**PROBLEM TO SOLVE:**
Reproduce every row below verbatim, keeping each line and its order unchanged.

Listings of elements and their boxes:
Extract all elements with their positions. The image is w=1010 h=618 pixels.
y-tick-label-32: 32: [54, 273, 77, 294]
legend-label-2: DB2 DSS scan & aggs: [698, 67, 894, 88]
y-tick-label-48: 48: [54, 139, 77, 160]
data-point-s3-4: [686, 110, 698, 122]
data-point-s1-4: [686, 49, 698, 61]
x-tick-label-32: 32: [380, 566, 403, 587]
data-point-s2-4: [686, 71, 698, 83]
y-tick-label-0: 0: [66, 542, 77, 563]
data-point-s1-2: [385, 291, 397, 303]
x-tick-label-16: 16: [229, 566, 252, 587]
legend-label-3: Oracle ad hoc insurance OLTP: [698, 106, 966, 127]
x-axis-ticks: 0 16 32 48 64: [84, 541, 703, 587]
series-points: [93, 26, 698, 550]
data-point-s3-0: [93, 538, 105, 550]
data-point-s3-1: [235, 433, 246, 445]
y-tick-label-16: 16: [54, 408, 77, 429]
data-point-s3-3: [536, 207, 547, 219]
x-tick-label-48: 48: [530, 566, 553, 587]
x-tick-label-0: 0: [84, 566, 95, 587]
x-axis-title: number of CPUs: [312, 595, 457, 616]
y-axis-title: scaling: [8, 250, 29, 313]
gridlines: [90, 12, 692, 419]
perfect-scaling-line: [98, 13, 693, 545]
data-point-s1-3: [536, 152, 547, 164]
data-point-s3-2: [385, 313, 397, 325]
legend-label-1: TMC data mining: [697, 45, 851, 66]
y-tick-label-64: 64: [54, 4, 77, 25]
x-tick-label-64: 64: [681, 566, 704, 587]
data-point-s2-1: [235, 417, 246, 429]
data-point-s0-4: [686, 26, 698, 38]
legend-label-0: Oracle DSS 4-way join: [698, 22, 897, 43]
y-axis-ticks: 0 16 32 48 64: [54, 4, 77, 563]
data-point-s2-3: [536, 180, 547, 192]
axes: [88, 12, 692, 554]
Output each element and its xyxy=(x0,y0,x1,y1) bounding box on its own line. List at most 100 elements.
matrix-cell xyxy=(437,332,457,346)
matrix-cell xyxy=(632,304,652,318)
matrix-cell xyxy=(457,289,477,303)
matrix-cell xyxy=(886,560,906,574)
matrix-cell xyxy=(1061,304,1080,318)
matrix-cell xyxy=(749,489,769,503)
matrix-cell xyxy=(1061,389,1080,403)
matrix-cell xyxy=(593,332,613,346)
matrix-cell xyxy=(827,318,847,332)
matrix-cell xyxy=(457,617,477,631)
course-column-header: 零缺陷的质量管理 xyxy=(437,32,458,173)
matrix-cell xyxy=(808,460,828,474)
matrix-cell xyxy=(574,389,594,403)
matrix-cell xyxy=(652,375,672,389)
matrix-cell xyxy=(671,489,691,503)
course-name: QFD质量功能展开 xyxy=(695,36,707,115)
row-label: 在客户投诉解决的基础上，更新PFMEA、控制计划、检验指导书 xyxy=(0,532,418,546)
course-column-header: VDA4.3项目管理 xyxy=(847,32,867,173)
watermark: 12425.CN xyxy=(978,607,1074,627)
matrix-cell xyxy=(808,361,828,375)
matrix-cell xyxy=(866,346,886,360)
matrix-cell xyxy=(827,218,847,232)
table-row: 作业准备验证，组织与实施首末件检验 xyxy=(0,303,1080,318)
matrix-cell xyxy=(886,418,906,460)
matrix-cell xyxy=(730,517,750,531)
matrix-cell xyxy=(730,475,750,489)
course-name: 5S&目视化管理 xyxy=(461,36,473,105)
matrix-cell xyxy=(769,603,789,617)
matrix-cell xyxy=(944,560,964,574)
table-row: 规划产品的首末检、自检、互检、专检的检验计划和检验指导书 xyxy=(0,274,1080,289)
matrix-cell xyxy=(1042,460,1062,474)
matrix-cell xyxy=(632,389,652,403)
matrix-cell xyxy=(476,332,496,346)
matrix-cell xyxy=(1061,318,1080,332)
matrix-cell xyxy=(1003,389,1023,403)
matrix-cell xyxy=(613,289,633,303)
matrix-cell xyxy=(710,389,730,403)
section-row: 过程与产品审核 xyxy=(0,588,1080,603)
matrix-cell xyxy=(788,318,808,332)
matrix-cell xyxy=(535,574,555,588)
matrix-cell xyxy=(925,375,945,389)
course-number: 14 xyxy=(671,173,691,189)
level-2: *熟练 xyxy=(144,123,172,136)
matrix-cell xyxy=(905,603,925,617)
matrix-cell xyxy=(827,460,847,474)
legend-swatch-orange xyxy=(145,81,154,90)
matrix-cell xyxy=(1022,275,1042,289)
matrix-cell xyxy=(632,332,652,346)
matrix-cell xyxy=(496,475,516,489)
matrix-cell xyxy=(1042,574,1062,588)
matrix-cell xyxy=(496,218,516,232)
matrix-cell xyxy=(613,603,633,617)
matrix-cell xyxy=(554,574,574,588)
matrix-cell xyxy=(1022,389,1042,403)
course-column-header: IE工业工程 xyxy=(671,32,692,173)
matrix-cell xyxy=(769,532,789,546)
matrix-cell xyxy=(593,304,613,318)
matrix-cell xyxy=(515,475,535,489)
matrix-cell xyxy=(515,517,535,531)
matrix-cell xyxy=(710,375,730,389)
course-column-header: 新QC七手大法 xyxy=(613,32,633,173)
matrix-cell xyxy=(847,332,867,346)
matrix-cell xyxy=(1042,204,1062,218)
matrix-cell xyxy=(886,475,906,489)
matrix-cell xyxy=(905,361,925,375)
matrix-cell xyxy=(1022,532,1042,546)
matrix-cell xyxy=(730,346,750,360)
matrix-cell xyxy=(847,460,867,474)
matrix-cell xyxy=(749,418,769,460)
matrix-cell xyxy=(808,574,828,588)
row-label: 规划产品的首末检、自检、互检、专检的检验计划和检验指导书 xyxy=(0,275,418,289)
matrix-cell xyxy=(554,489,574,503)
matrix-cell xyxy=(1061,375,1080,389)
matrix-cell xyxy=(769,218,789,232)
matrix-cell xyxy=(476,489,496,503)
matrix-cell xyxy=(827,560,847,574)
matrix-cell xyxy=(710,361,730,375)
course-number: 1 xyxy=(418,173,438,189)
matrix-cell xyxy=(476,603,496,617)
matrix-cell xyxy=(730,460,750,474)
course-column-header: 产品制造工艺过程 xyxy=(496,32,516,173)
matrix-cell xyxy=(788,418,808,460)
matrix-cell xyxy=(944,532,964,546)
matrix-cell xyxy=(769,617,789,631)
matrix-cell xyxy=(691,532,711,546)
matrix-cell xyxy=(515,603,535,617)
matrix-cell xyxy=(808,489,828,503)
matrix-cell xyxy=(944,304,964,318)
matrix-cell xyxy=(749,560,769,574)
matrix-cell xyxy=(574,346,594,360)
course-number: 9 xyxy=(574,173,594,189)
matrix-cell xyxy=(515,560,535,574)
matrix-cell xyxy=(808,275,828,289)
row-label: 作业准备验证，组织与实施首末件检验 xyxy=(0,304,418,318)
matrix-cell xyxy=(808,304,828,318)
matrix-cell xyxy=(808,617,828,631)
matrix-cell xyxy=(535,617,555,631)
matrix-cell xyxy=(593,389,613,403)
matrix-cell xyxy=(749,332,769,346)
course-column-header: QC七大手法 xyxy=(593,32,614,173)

**PROBLEM SOLUTION:**
Extract all elements with their positions. The image is w=1010 h=618 pixels.
y-tick-label-32: 32: [54, 273, 77, 294]
legend-label-2: DB2 DSS scan & aggs: [698, 67, 894, 88]
y-tick-label-48: 48: [54, 139, 77, 160]
data-point-s3-4: [686, 110, 698, 122]
data-point-s1-4: [686, 49, 698, 61]
x-tick-label-32: 32: [380, 566, 403, 587]
data-point-s2-4: [686, 71, 698, 83]
y-tick-label-0: 0: [66, 542, 77, 563]
data-point-s1-2: [385, 291, 397, 303]
x-tick-label-16: 16: [229, 566, 252, 587]
legend-label-3: Oracle ad hoc insurance OLTP: [698, 106, 966, 127]
x-axis-ticks: 0 16 32 48 64: [84, 541, 703, 587]
series-points: [93, 26, 698, 550]
data-point-s3-0: [93, 538, 105, 550]
data-point-s3-1: [235, 433, 246, 445]
y-tick-label-16: 16: [54, 408, 77, 429]
data-point-s3-3: [536, 207, 547, 219]
x-tick-label-48: 48: [530, 566, 553, 587]
x-tick-label-0: 0: [84, 566, 95, 587]
x-axis-title: number of CPUs: [312, 595, 457, 616]
y-axis-title: scaling: [8, 250, 29, 313]
gridlines: [90, 12, 692, 419]
perfect-scaling-line: [98, 13, 693, 545]
data-point-s1-3: [536, 152, 547, 164]
data-point-s3-2: [385, 313, 397, 325]
legend-label-1: TMC data mining: [697, 45, 851, 66]
y-tick-label-64: 64: [54, 4, 77, 25]
x-tick-label-64: 64: [681, 566, 704, 587]
data-point-s2-1: [235, 417, 246, 429]
data-point-s0-4: [686, 26, 698, 38]
legend-label-0: Oracle DSS 4-way join: [698, 22, 897, 43]
y-axis-ticks: 0 16 32 48 64: [54, 4, 77, 563]
data-point-s2-3: [536, 180, 547, 192]
axes: [88, 12, 692, 554]
Output each element and its xyxy=(x0,y0,x1,y1) bounding box on its own line. List at most 100 elements.
matrix-cell xyxy=(437,332,457,346)
matrix-cell xyxy=(632,304,652,318)
matrix-cell xyxy=(457,289,477,303)
matrix-cell xyxy=(886,560,906,574)
matrix-cell xyxy=(1061,304,1080,318)
matrix-cell xyxy=(749,489,769,503)
matrix-cell xyxy=(1061,389,1080,403)
matrix-cell xyxy=(593,332,613,346)
matrix-cell xyxy=(827,318,847,332)
matrix-cell xyxy=(457,617,477,631)
course-column-header: 零缺陷的质量管理 xyxy=(437,32,458,173)
matrix-cell xyxy=(808,460,828,474)
matrix-cell xyxy=(574,389,594,403)
matrix-cell xyxy=(652,375,672,389)
matrix-cell xyxy=(671,489,691,503)
course-name: QFD质量功能展开 xyxy=(695,36,707,115)
row-label: 在客户投诉解决的基础上，更新PFMEA、控制计划、检验指导书 xyxy=(0,532,418,546)
course-column-header: VDA4.3项目管理 xyxy=(847,32,867,173)
watermark: 12425.CN xyxy=(978,607,1074,627)
matrix-cell xyxy=(808,361,828,375)
matrix-cell xyxy=(866,346,886,360)
matrix-cell xyxy=(827,218,847,232)
table-row: 作业准备验证，组织与实施首末件检验 xyxy=(0,303,1080,318)
matrix-cell xyxy=(886,418,906,460)
matrix-cell xyxy=(730,517,750,531)
matrix-cell xyxy=(730,475,750,489)
course-name: 5S&目视化管理 xyxy=(461,36,473,105)
matrix-cell xyxy=(769,603,789,617)
matrix-cell xyxy=(944,560,964,574)
table-row: 规划产品的首末检、自检、互检、专检的检验计划和检验指导书 xyxy=(0,274,1080,289)
matrix-cell xyxy=(1042,460,1062,474)
matrix-cell xyxy=(632,389,652,403)
matrix-cell xyxy=(476,332,496,346)
matrix-cell xyxy=(1061,318,1080,332)
matrix-cell xyxy=(1003,389,1023,403)
matrix-cell xyxy=(613,289,633,303)
matrix-cell xyxy=(710,389,730,403)
section-row: 过程与产品审核 xyxy=(0,588,1080,603)
matrix-cell xyxy=(788,318,808,332)
matrix-cell xyxy=(535,574,555,588)
matrix-cell xyxy=(925,375,945,389)
course-number: 14 xyxy=(671,173,691,189)
level-2: *熟练 xyxy=(144,123,172,136)
matrix-cell xyxy=(905,603,925,617)
matrix-cell xyxy=(827,460,847,474)
legend-swatch-orange xyxy=(145,81,154,90)
matrix-cell xyxy=(1022,275,1042,289)
matrix-cell xyxy=(632,332,652,346)
matrix-cell xyxy=(496,475,516,489)
matrix-cell xyxy=(1042,574,1062,588)
matrix-cell xyxy=(496,218,516,232)
matrix-cell xyxy=(613,603,633,617)
matrix-cell xyxy=(554,574,574,588)
matrix-cell xyxy=(1022,389,1042,403)
course-column-header: IE工业工程 xyxy=(671,32,692,173)
matrix-cell xyxy=(769,532,789,546)
matrix-cell xyxy=(593,304,613,318)
matrix-cell xyxy=(515,475,535,489)
matrix-cell xyxy=(515,517,535,531)
matrix-cell xyxy=(710,375,730,389)
course-column-header: 新QC七手大法 xyxy=(613,32,633,173)
matrix-cell xyxy=(847,332,867,346)
matrix-cell xyxy=(1042,204,1062,218)
matrix-cell xyxy=(886,475,906,489)
matrix-cell xyxy=(905,361,925,375)
matrix-cell xyxy=(1022,532,1042,546)
matrix-cell xyxy=(730,346,750,360)
matrix-cell xyxy=(847,460,867,474)
matrix-cell xyxy=(749,418,769,460)
matrix-cell xyxy=(808,574,828,588)
row-label: 规划产品的首末检、自检、互检、专检的检验计划和检验指导书 xyxy=(0,275,418,289)
matrix-cell xyxy=(554,489,574,503)
matrix-cell xyxy=(1061,375,1080,389)
matrix-cell xyxy=(769,218,789,232)
matrix-cell xyxy=(476,489,496,503)
matrix-cell xyxy=(827,560,847,574)
matrix-cell xyxy=(710,361,730,375)
course-number: 1 xyxy=(418,173,438,189)
matrix-cell xyxy=(476,603,496,617)
matrix-cell xyxy=(730,460,750,474)
course-column-header: 产品制造工艺过程 xyxy=(496,32,516,173)
matrix-cell xyxy=(788,418,808,460)
matrix-cell xyxy=(944,532,964,546)
matrix-cell xyxy=(769,617,789,631)
matrix-cell xyxy=(691,532,711,546)
matrix-cell xyxy=(515,603,535,617)
matrix-cell xyxy=(808,489,828,503)
matrix-cell xyxy=(944,304,964,318)
matrix-cell xyxy=(749,560,769,574)
matrix-cell xyxy=(574,346,594,360)
course-number: 9 xyxy=(574,173,594,189)
matrix-cell xyxy=(515,560,535,574)
matrix-cell xyxy=(808,275,828,289)
row-label: 作业准备验证，组织与实施首末件检验 xyxy=(0,304,418,318)
matrix-cell xyxy=(808,304,828,318)
matrix-cell xyxy=(808,617,828,631)
matrix-cell xyxy=(535,617,555,631)
matrix-cell xyxy=(593,389,613,403)
matrix-cell xyxy=(749,332,769,346)
course-column-header: QC七大手法 xyxy=(593,32,614,173)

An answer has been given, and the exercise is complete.